WRITTEN INSTRUCTION: Update the lines below so that every "swatch" becomes "color-chip", leaving everything else as it is.

------ INPUT MATERIAL

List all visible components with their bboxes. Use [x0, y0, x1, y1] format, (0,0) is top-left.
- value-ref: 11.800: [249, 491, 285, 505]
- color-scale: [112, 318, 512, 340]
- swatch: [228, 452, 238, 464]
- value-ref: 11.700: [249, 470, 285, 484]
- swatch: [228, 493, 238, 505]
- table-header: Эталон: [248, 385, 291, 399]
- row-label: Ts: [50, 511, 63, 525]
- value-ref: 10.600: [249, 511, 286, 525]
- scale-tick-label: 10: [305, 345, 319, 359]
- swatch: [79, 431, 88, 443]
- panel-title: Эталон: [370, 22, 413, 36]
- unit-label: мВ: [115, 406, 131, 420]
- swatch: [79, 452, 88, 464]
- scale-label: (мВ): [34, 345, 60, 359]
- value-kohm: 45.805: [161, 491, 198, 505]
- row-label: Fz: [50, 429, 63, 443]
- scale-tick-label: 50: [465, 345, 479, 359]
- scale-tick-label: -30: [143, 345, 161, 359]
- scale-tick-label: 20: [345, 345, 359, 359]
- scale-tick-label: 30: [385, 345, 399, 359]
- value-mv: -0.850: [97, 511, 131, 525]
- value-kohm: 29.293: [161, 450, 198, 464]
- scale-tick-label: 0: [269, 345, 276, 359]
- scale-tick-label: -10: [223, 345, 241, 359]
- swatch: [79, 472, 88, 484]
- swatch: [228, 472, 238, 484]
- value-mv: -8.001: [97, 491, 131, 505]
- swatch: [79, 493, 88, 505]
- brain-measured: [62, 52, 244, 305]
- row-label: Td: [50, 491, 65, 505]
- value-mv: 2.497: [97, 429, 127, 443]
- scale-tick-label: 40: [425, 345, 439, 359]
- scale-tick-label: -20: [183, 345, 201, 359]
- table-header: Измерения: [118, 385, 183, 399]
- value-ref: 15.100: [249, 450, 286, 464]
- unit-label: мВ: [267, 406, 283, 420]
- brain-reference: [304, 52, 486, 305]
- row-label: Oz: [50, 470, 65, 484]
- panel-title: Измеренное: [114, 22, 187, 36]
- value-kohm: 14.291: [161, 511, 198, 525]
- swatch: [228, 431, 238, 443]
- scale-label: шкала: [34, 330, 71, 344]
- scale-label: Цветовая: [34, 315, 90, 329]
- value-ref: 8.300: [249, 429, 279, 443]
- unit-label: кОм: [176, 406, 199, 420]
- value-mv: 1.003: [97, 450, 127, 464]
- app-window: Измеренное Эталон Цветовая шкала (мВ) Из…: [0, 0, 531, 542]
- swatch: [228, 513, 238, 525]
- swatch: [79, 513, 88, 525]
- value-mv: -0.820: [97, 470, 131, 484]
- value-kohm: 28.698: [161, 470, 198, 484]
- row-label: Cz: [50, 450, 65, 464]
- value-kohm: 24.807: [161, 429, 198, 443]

------------

THE OUTPUT:
List all visible components with their bboxes. Use [x0, y0, x1, y1] format, (0,0) is top-left.
- value-ref: 11.800: [249, 491, 285, 505]
- color-scale: [112, 318, 512, 340]
- color-chip: [228, 452, 238, 464]
- value-ref: 11.700: [249, 470, 285, 484]
- color-chip: [228, 493, 238, 505]
- table-header: Эталон: [248, 385, 291, 399]
- row-label: Ts: [50, 511, 63, 525]
- value-ref: 10.600: [249, 511, 286, 525]
- scale-tick-label: 10: [305, 345, 319, 359]
- color-chip: [79, 431, 88, 443]
- panel-title: Эталон: [370, 22, 413, 36]
- unit-label: мВ: [115, 406, 131, 420]
- color-chip: [79, 452, 88, 464]
- scale-label: (мВ): [34, 345, 60, 359]
- value-kohm: 45.805: [161, 491, 198, 505]
- row-label: Fz: [50, 429, 63, 443]
- scale-tick-label: 50: [465, 345, 479, 359]
- scale-tick-label: -30: [143, 345, 161, 359]
- scale-tick-label: 20: [345, 345, 359, 359]
- scale-tick-label: 30: [385, 345, 399, 359]
- value-mv: -0.850: [97, 511, 131, 525]
- value-kohm: 29.293: [161, 450, 198, 464]
- scale-tick-label: 0: [269, 345, 276, 359]
- scale-tick-label: -10: [223, 345, 241, 359]
- color-chip: [79, 472, 88, 484]
- color-chip: [228, 472, 238, 484]
- value-mv: -8.001: [97, 491, 131, 505]
- color-chip: [79, 493, 88, 505]
- brain-measured: [62, 52, 244, 305]
- row-label: Td: [50, 491, 65, 505]
- value-mv: 2.497: [97, 429, 127, 443]
- scale-tick-label: 40: [425, 345, 439, 359]
- scale-tick-label: -20: [183, 345, 201, 359]
- table-header: Измерения: [118, 385, 183, 399]
- value-ref: 15.100: [249, 450, 286, 464]
- unit-label: мВ: [267, 406, 283, 420]
- brain-reference: [304, 52, 486, 305]
- row-label: Oz: [50, 470, 65, 484]
- panel-title: Измеренное: [114, 22, 187, 36]
- value-kohm: 14.291: [161, 511, 198, 525]
- color-chip: [228, 431, 238, 443]
- scale-label: шкала: [34, 330, 71, 344]
- scale-label: Цветовая: [34, 315, 90, 329]
- value-ref: 8.300: [249, 429, 279, 443]
- unit-label: кОм: [176, 406, 199, 420]
- value-mv: 1.003: [97, 450, 127, 464]
- app-window: Измеренное Эталон Цветовая шкала (мВ) Из…: [0, 0, 531, 542]
- color-chip: [228, 513, 238, 525]
- color-chip: [79, 513, 88, 525]
- value-mv: -0.820: [97, 470, 131, 484]
- value-kohm: 28.698: [161, 470, 198, 484]
- row-label: Cz: [50, 450, 65, 464]
- value-kohm: 24.807: [161, 429, 198, 443]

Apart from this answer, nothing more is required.